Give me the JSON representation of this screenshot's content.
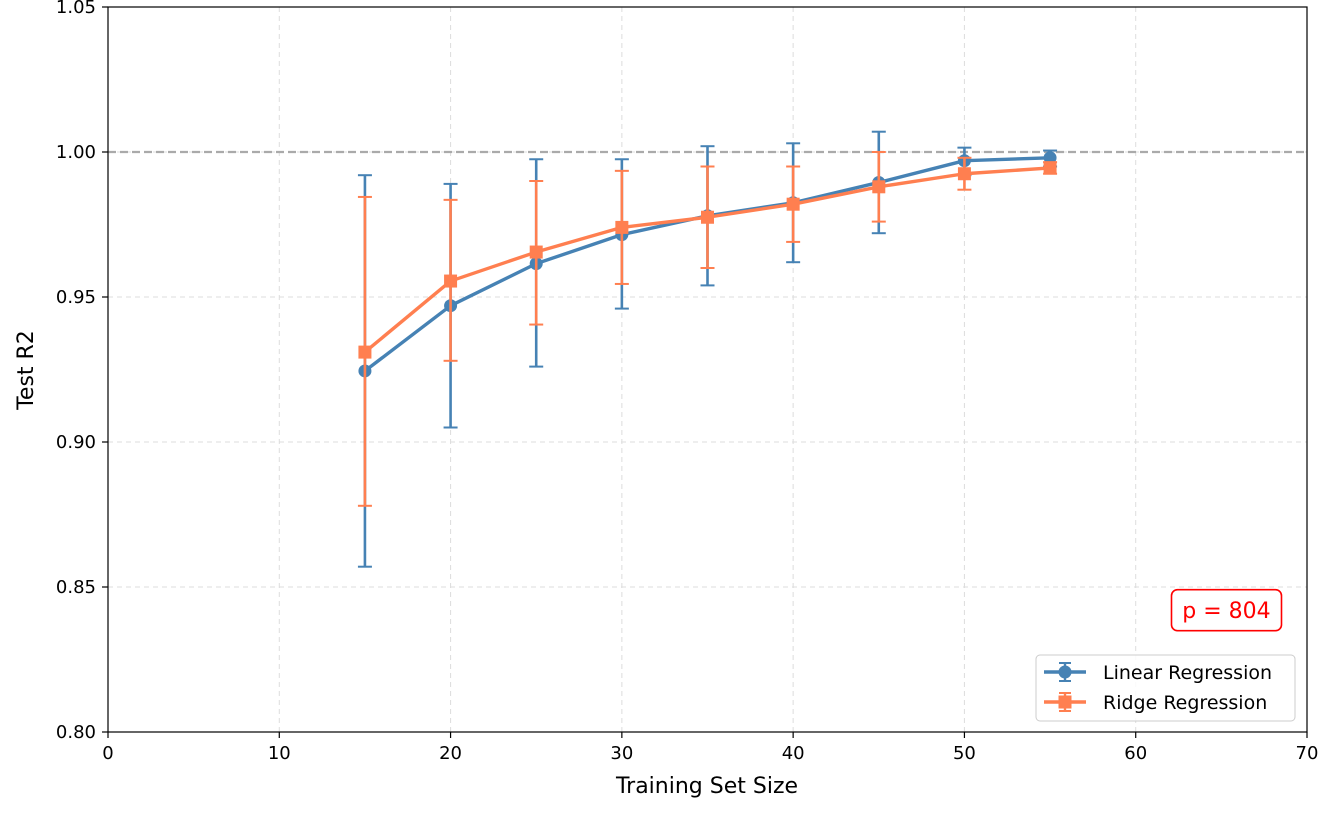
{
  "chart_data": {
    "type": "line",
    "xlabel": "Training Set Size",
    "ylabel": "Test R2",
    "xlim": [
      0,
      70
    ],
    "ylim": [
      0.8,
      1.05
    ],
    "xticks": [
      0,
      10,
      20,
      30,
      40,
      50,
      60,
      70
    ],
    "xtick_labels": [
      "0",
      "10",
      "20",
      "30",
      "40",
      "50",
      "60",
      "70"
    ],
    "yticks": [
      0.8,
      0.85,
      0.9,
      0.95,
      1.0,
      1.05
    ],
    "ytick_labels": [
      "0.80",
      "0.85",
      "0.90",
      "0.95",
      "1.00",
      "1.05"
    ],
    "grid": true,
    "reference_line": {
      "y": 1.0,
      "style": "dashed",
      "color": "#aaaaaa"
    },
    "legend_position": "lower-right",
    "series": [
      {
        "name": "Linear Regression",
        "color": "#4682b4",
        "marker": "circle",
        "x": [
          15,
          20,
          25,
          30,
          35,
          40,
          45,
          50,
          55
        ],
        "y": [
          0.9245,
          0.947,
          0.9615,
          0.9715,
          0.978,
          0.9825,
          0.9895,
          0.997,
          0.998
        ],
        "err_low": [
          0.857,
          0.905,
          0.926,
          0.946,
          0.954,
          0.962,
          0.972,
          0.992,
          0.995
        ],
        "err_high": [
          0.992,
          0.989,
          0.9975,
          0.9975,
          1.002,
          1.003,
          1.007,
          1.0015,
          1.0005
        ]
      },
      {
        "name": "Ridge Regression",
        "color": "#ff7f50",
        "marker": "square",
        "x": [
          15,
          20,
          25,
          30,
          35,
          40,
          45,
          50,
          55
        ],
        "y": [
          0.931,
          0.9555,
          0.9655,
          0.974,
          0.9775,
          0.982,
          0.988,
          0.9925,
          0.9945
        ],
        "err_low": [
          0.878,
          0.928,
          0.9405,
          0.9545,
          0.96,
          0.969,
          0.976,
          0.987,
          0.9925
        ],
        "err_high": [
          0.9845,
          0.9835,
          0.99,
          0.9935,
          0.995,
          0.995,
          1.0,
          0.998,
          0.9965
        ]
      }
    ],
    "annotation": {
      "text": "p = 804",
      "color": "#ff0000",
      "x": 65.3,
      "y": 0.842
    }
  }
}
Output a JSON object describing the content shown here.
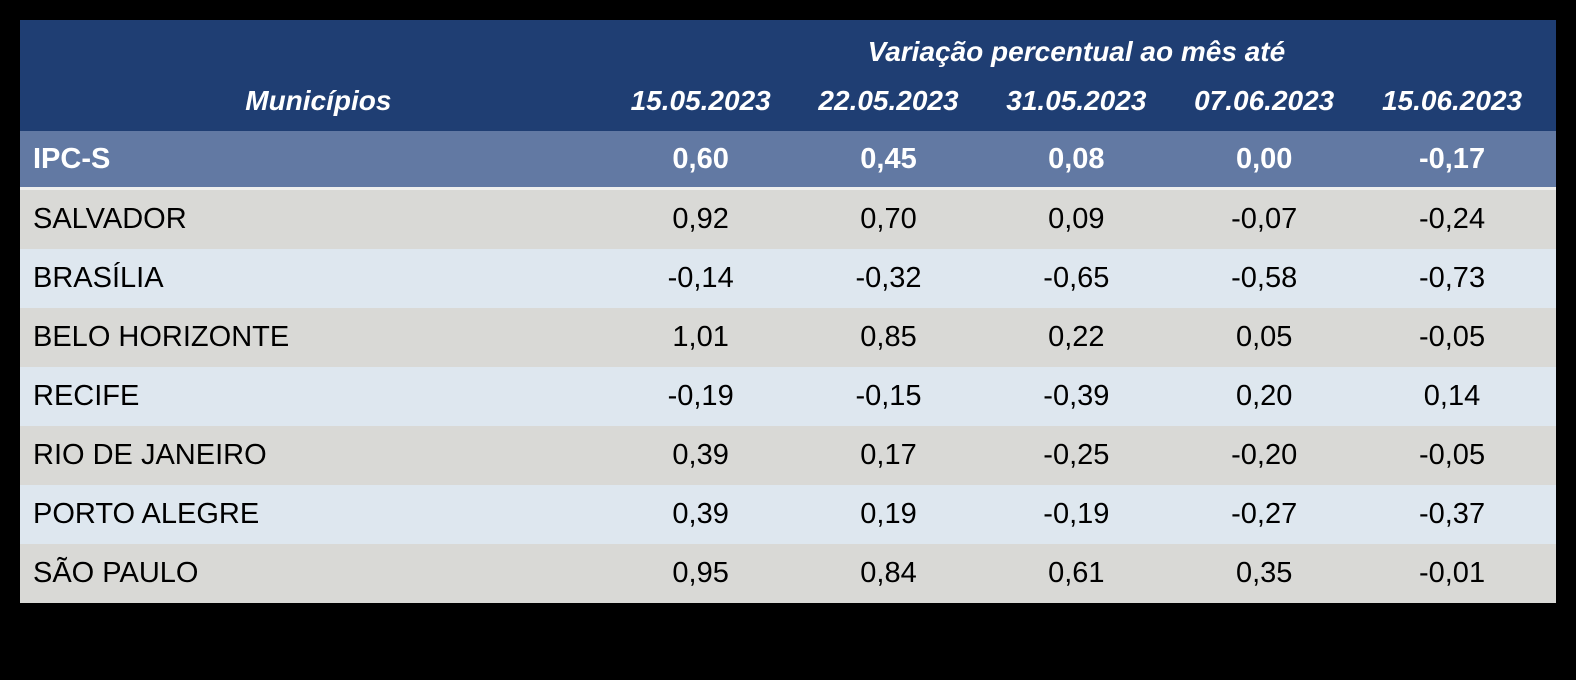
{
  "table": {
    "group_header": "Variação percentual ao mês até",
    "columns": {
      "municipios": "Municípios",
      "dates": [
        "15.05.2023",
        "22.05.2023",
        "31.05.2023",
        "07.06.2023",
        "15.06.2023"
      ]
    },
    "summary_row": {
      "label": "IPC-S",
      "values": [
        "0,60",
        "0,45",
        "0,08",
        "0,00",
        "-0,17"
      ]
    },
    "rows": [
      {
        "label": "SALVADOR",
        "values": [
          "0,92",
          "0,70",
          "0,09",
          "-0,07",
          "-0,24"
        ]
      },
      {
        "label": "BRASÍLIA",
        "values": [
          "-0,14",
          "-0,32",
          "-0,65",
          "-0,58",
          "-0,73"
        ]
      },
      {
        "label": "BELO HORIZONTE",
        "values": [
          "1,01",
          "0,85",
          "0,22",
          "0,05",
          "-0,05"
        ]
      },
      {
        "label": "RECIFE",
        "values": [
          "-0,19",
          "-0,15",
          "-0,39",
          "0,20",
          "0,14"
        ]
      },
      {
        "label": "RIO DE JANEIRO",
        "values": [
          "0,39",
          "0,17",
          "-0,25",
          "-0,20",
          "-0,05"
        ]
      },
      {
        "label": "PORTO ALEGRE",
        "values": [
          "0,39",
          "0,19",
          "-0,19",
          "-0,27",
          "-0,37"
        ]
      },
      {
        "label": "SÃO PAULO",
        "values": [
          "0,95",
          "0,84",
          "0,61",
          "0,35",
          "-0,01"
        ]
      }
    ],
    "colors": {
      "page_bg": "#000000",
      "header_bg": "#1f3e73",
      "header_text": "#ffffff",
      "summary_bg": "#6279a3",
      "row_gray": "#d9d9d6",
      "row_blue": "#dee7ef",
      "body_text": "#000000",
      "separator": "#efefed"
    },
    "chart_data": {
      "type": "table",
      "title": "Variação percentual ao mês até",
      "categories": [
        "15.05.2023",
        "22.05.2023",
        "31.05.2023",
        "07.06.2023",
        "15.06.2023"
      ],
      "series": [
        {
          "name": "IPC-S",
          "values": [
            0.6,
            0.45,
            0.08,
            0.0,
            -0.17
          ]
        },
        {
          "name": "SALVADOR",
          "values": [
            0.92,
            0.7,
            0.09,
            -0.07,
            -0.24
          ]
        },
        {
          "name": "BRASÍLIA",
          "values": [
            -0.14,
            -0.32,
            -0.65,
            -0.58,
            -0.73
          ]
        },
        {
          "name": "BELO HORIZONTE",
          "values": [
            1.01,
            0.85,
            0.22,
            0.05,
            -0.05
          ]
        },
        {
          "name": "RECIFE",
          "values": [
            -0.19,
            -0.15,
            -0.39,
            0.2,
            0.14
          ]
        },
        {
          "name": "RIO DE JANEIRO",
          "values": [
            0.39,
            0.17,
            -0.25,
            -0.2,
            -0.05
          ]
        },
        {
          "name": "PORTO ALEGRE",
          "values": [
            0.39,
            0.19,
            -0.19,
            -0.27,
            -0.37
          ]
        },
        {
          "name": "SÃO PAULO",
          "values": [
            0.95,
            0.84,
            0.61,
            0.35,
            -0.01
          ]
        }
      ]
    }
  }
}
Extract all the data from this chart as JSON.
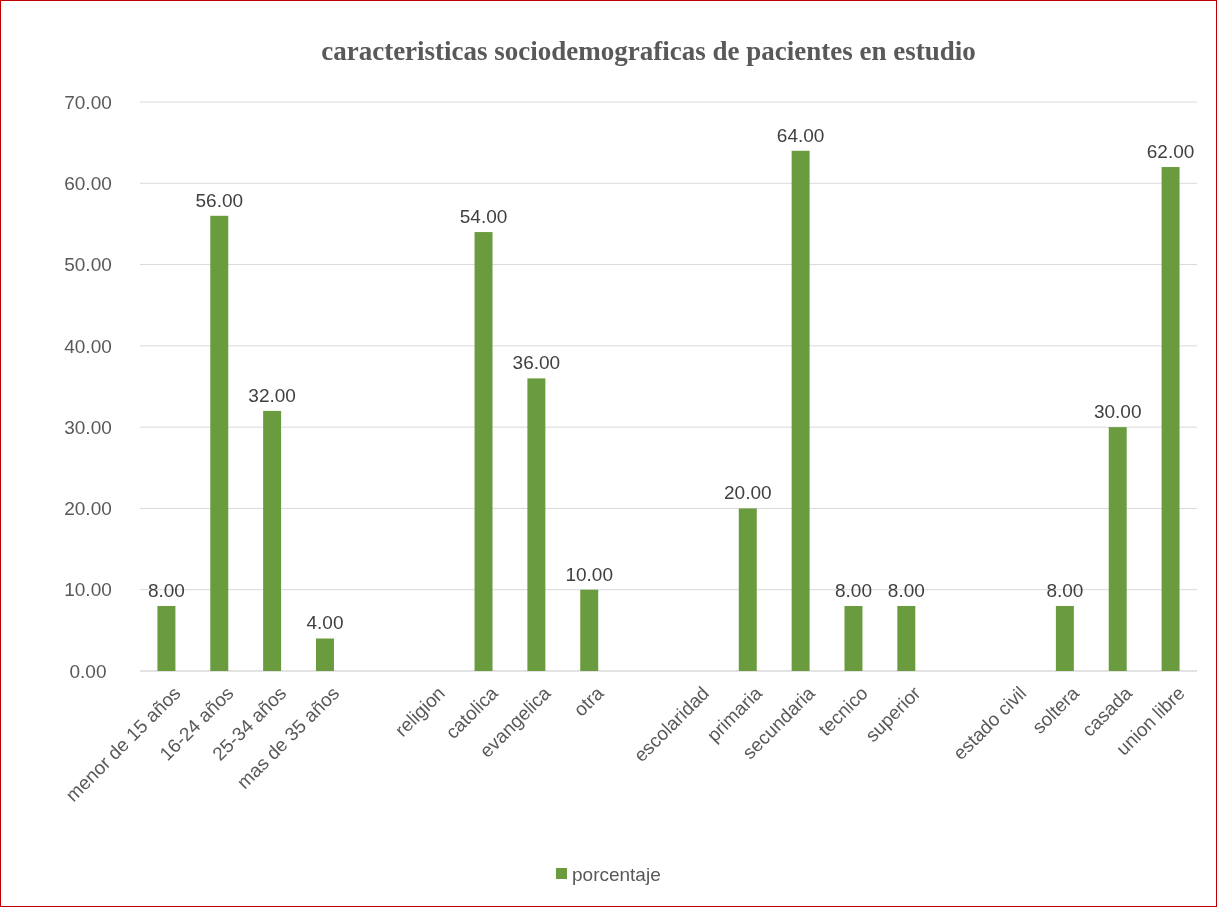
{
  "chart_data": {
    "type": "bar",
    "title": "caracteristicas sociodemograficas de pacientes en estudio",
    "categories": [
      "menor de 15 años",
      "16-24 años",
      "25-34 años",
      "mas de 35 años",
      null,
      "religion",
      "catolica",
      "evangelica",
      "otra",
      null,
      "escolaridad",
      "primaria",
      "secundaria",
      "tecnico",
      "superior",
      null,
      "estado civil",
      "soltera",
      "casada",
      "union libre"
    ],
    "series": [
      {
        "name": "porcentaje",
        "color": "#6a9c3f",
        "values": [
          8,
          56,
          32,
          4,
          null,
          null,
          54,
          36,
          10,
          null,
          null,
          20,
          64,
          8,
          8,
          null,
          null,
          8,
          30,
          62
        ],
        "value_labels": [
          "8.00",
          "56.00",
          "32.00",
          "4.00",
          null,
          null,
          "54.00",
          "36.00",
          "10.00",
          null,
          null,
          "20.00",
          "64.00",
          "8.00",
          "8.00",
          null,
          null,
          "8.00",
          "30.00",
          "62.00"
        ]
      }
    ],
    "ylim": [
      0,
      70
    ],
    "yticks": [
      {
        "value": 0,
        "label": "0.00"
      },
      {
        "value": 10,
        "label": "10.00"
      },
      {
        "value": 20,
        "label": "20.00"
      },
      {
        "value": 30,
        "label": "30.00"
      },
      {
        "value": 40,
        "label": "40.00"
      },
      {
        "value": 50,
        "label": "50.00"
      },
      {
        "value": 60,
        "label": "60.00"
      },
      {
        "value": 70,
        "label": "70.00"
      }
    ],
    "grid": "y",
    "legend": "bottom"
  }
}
____
### WHAT NEEDS TO BE DONE
Output an exact copy of the material, with the pictures removed.

### PROBLEM SOLUTION
Give me the JSON representation of this screenshot's content.
{
  "chart_data": {
    "type": "line",
    "xlabel": "Training Set Size",
    "ylabel": "Test R2",
    "xlim": [
      0,
      70
    ],
    "ylim": [
      0.8,
      1.05
    ],
    "xticks": [
      0,
      10,
      20,
      30,
      40,
      50,
      60,
      70
    ],
    "xtick_labels": [
      "0",
      "10",
      "20",
      "30",
      "40",
      "50",
      "60",
      "70"
    ],
    "yticks": [
      0.8,
      0.85,
      0.9,
      0.95,
      1.0,
      1.05
    ],
    "ytick_labels": [
      "0.80",
      "0.85",
      "0.90",
      "0.95",
      "1.00",
      "1.05"
    ],
    "grid": true,
    "reference_line": {
      "y": 1.0,
      "style": "dashed",
      "color": "#aaaaaa"
    },
    "legend_position": "lower-right",
    "series": [
      {
        "name": "Linear Regression",
        "color": "#4682b4",
        "marker": "circle",
        "x": [
          15,
          20,
          25,
          30,
          35,
          40,
          45,
          50,
          55
        ],
        "y": [
          0.9245,
          0.947,
          0.9615,
          0.9715,
          0.978,
          0.9825,
          0.9895,
          0.997,
          0.998
        ],
        "err_low": [
          0.857,
          0.905,
          0.926,
          0.946,
          0.954,
          0.962,
          0.972,
          0.992,
          0.995
        ],
        "err_high": [
          0.992,
          0.989,
          0.9975,
          0.9975,
          1.002,
          1.003,
          1.007,
          1.0015,
          1.0005
        ]
      },
      {
        "name": "Ridge Regression",
        "color": "#ff7f50",
        "marker": "square",
        "x": [
          15,
          20,
          25,
          30,
          35,
          40,
          45,
          50,
          55
        ],
        "y": [
          0.931,
          0.9555,
          0.9655,
          0.974,
          0.9775,
          0.982,
          0.988,
          0.9925,
          0.9945
        ],
        "err_low": [
          0.878,
          0.928,
          0.9405,
          0.9545,
          0.96,
          0.969,
          0.976,
          0.987,
          0.9925
        ],
        "err_high": [
          0.9845,
          0.9835,
          0.99,
          0.9935,
          0.995,
          0.995,
          1.0,
          0.998,
          0.9965
        ]
      }
    ],
    "annotation": {
      "text": "p = 804",
      "color": "#ff0000",
      "x": 65.3,
      "y": 0.842
    }
  }
}
Output a JSON object describing the content shown here.
{
  "table": {
    "group_header": "Variação percentual ao mês até",
    "columns": {
      "municipios": "Municípios",
      "dates": [
        "15.05.2023",
        "22.05.2023",
        "31.05.2023",
        "07.06.2023",
        "15.06.2023"
      ]
    },
    "summary_row": {
      "label": "IPC-S",
      "values": [
        "0,60",
        "0,45",
        "0,08",
        "0,00",
        "-0,17"
      ]
    },
    "rows": [
      {
        "label": "SALVADOR",
        "values": [
          "0,92",
          "0,70",
          "0,09",
          "-0,07",
          "-0,24"
        ]
      },
      {
        "label": "BRASÍLIA",
        "values": [
          "-0,14",
          "-0,32",
          "-0,65",
          "-0,58",
          "-0,73"
        ]
      },
      {
        "label": "BELO HORIZONTE",
        "values": [
          "1,01",
          "0,85",
          "0,22",
          "0,05",
          "-0,05"
        ]
      },
      {
        "label": "RECIFE",
        "values": [
          "-0,19",
          "-0,15",
          "-0,39",
          "0,20",
          "0,14"
        ]
      },
      {
        "label": "RIO DE JANEIRO",
        "values": [
          "0,39",
          "0,17",
          "-0,25",
          "-0,20",
          "-0,05"
        ]
      },
      {
        "label": "PORTO ALEGRE",
        "values": [
          "0,39",
          "0,19",
          "-0,19",
          "-0,27",
          "-0,37"
        ]
      },
      {
        "label": "SÃO PAULO",
        "values": [
          "0,95",
          "0,84",
          "0,61",
          "0,35",
          "-0,01"
        ]
      }
    ],
    "colors": {
      "page_bg": "#000000",
      "header_bg": "#1f3e73",
      "header_text": "#ffffff",
      "summary_bg": "#6279a3",
      "row_gray": "#d9d9d6",
      "row_blue": "#dee7ef",
      "body_text": "#000000",
      "separator": "#efefed"
    },
    "chart_data": {
      "type": "table",
      "title": "Variação percentual ao mês até",
      "categories": [
        "15.05.2023",
        "22.05.2023",
        "31.05.2023",
        "07.06.2023",
        "15.06.2023"
      ],
      "series": [
        {
          "name": "IPC-S",
          "values": [
            0.6,
            0.45,
            0.08,
            0.0,
            -0.17
          ]
        },
        {
          "name": "SALVADOR",
          "values": [
            0.92,
            0.7,
            0.09,
            -0.07,
            -0.24
          ]
        },
        {
          "name": "BRASÍLIA",
          "values": [
            -0.14,
            -0.32,
            -0.65,
            -0.58,
            -0.73
          ]
        },
        {
          "name": "BELO HORIZONTE",
          "values": [
            1.01,
            0.85,
            0.22,
            0.05,
            -0.05
          ]
        },
        {
          "name": "RECIFE",
          "values": [
            -0.19,
            -0.15,
            -0.39,
            0.2,
            0.14
          ]
        },
        {
          "name": "RIO DE JANEIRO",
          "values": [
            0.39,
            0.17,
            -0.25,
            -0.2,
            -0.05
          ]
        },
        {
          "name": "PORTO ALEGRE",
          "values": [
            0.39,
            0.19,
            -0.19,
            -0.27,
            -0.37
          ]
        },
        {
          "name": "SÃO PAULO",
          "values": [
            0.95,
            0.84,
            0.61,
            0.35,
            -0.01
          ]
        }
      ]
    }
  }
}
Extract all the data from this chart as JSON.
{
  "chart_data": {
    "type": "bar",
    "title": "caracteristicas sociodemograficas de pacientes en estudio",
    "categories": [
      "menor de 15 años",
      "16-24 años",
      "25-34 años",
      "mas de 35 años",
      null,
      "religion",
      "catolica",
      "evangelica",
      "otra",
      null,
      "escolaridad",
      "primaria",
      "secundaria",
      "tecnico",
      "superior",
      null,
      "estado civil",
      "soltera",
      "casada",
      "union libre"
    ],
    "series": [
      {
        "name": "porcentaje",
        "color": "#6a9c3f",
        "values": [
          8,
          56,
          32,
          4,
          null,
          null,
          54,
          36,
          10,
          null,
          null,
          20,
          64,
          8,
          8,
          null,
          null,
          8,
          30,
          62
        ],
        "value_labels": [
          "8.00",
          "56.00",
          "32.00",
          "4.00",
          null,
          null,
          "54.00",
          "36.00",
          "10.00",
          null,
          null,
          "20.00",
          "64.00",
          "8.00",
          "8.00",
          null,
          null,
          "8.00",
          "30.00",
          "62.00"
        ]
      }
    ],
    "ylim": [
      0,
      70
    ],
    "yticks": [
      {
        "value": 0,
        "label": "0.00"
      },
      {
        "value": 10,
        "label": "10.00"
      },
      {
        "value": 20,
        "label": "20.00"
      },
      {
        "value": 30,
        "label": "30.00"
      },
      {
        "value": 40,
        "label": "40.00"
      },
      {
        "value": 50,
        "label": "50.00"
      },
      {
        "value": 60,
        "label": "60.00"
      },
      {
        "value": 70,
        "label": "70.00"
      }
    ],
    "grid": "y",
    "legend": "bottom"
  }
}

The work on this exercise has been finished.